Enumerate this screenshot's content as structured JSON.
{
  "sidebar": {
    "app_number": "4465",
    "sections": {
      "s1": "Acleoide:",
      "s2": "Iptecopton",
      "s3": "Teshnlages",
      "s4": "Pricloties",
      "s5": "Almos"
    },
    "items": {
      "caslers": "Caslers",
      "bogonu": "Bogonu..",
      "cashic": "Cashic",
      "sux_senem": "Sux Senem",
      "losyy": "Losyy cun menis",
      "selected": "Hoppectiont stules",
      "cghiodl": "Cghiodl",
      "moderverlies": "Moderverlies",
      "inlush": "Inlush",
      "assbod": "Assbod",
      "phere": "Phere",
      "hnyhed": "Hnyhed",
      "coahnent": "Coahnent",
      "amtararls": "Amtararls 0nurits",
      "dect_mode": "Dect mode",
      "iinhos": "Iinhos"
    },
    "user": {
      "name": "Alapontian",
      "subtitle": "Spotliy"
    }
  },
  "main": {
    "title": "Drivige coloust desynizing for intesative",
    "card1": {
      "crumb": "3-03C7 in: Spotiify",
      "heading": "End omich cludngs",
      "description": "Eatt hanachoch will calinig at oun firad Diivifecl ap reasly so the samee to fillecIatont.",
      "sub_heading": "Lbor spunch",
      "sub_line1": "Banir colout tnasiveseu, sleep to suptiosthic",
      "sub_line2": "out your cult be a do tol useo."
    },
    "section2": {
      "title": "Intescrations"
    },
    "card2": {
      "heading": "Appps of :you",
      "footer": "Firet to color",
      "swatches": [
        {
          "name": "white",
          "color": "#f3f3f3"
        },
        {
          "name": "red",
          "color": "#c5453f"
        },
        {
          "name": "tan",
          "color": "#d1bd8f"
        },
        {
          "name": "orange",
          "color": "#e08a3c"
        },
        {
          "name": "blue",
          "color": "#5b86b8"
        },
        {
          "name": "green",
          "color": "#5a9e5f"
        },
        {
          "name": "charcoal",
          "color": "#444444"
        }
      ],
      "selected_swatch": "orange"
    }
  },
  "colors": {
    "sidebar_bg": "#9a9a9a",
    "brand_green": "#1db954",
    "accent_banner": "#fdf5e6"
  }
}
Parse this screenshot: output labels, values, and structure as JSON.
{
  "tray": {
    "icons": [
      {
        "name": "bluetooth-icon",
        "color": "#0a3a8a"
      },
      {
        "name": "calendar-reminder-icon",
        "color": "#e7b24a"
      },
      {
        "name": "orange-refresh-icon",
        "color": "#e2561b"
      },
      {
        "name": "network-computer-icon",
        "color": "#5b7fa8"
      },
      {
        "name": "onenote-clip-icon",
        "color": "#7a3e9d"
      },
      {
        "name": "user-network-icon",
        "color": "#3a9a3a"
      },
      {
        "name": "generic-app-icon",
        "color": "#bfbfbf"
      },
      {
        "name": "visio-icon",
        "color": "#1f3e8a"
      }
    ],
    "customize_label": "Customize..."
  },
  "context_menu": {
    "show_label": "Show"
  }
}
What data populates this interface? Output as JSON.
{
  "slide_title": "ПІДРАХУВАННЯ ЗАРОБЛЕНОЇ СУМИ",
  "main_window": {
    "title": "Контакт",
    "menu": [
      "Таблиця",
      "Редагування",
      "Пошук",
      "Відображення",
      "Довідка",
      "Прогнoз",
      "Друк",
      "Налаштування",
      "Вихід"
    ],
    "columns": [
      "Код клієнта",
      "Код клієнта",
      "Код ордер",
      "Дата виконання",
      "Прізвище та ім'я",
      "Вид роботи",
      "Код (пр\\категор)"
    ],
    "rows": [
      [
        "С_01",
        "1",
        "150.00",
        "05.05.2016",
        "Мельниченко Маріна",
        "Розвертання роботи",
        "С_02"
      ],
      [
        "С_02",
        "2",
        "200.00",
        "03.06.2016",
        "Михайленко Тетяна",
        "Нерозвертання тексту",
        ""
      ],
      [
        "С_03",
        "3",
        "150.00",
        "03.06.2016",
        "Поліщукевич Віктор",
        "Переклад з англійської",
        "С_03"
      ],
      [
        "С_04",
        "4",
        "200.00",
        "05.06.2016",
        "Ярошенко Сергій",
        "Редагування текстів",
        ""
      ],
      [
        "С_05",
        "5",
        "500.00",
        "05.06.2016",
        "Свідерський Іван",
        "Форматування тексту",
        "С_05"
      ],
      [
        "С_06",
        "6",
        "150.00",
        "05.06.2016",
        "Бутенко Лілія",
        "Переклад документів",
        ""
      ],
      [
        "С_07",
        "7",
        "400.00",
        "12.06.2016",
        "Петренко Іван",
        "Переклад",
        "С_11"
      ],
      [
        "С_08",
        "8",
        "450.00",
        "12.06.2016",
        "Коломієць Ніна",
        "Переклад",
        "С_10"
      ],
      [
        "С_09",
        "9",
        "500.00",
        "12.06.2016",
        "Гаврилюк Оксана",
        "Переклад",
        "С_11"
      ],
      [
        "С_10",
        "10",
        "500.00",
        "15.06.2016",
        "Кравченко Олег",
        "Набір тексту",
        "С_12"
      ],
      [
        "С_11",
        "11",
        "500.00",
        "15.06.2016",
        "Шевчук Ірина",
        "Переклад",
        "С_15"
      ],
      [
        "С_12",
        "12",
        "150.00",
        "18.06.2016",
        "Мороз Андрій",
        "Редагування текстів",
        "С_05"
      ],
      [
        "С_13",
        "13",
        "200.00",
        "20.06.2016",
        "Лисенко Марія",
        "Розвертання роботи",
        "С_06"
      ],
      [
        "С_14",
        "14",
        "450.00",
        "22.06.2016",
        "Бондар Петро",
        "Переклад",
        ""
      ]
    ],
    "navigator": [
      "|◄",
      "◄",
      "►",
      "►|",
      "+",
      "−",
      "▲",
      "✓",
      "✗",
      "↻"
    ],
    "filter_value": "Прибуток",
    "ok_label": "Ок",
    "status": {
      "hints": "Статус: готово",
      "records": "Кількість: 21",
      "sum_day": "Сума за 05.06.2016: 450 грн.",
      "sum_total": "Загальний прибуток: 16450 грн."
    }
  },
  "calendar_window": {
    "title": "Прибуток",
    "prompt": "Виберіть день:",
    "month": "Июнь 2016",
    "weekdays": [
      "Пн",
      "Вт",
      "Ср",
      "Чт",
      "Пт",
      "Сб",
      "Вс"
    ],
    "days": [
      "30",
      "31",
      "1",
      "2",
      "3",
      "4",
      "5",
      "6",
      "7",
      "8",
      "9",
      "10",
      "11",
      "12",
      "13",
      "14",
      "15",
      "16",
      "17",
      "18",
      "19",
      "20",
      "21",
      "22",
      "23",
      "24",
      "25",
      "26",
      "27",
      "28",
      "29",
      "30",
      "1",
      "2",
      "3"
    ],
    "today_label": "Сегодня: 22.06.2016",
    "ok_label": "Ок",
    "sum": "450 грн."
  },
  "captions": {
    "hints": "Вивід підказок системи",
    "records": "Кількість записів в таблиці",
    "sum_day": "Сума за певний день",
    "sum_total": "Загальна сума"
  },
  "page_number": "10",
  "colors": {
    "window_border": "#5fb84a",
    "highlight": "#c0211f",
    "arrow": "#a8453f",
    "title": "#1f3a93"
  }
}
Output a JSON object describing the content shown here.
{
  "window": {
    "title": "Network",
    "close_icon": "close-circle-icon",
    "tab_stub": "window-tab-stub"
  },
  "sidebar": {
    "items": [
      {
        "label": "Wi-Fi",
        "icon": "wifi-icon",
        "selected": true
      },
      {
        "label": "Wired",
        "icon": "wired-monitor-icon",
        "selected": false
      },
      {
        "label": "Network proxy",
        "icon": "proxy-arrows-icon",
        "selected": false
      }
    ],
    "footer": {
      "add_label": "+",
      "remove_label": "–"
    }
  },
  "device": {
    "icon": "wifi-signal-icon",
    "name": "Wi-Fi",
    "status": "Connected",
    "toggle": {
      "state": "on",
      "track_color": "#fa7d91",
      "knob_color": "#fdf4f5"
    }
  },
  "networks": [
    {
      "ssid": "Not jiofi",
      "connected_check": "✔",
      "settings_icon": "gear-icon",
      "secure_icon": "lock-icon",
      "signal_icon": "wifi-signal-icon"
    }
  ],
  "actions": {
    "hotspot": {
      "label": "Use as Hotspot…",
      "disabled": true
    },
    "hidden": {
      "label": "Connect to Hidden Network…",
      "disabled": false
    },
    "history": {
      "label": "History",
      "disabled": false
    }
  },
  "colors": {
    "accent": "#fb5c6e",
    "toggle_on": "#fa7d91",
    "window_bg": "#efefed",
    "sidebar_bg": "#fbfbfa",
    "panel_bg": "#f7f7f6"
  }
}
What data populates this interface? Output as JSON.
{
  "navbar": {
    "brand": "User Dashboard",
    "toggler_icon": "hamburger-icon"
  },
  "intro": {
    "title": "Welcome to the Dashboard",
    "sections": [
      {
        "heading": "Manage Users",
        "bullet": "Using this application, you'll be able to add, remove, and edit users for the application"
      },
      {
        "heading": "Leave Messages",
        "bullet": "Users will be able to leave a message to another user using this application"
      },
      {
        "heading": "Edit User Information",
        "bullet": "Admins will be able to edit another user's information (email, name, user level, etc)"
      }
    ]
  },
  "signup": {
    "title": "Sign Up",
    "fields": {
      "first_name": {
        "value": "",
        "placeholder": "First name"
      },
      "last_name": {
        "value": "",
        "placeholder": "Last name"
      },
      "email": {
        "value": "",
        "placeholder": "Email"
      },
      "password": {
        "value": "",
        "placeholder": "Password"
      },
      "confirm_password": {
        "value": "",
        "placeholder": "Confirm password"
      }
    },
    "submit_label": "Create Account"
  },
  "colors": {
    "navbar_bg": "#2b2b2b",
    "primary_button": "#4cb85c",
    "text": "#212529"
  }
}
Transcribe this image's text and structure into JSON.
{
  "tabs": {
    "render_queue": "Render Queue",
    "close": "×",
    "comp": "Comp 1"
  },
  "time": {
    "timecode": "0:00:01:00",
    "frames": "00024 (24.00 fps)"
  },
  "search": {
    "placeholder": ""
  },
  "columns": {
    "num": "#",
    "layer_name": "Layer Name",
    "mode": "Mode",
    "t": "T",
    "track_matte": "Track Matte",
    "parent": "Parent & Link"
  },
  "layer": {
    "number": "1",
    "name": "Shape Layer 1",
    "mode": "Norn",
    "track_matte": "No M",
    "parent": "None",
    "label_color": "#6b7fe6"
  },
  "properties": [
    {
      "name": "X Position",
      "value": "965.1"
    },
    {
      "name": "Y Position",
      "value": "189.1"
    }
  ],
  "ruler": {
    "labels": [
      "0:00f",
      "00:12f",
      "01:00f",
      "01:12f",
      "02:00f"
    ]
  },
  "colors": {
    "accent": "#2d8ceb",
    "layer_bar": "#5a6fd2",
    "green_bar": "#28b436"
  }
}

■ Objective ■
Beginning with the line that contains "Transcribe this image's", repeat every line through the end of the records and nothing more.

■ Solution for this problem ■
Transcribe this image's text and structure into JSON.
{
  "tabs": {
    "render_queue": "Render Queue",
    "close": "×",
    "comp": "Comp 1"
  },
  "time": {
    "timecode": "0:00:01:00",
    "frames": "00024 (24.00 fps)"
  },
  "search": {
    "placeholder": ""
  },
  "columns": {
    "num": "#",
    "layer_name": "Layer Name",
    "mode": "Mode",
    "t": "T",
    "track_matte": "Track Matte",
    "parent": "Parent & Link"
  },
  "layer": {
    "number": "1",
    "name": "Shape Layer 1",
    "mode": "Norn",
    "track_matte": "No M",
    "parent": "None",
    "label_color": "#6b7fe6"
  },
  "properties": [
    {
      "name": "X Position",
      "value": "965.1"
    },
    {
      "name": "Y Position",
      "value": "189.1"
    }
  ],
  "ruler": {
    "labels": [
      "0:00f",
      "00:12f",
      "01:00f",
      "01:12f",
      "02:00f"
    ]
  },
  "colors": {
    "accent": "#2d8ceb",
    "layer_bar": "#5a6fd2",
    "green_bar": "#28b436"
  }
}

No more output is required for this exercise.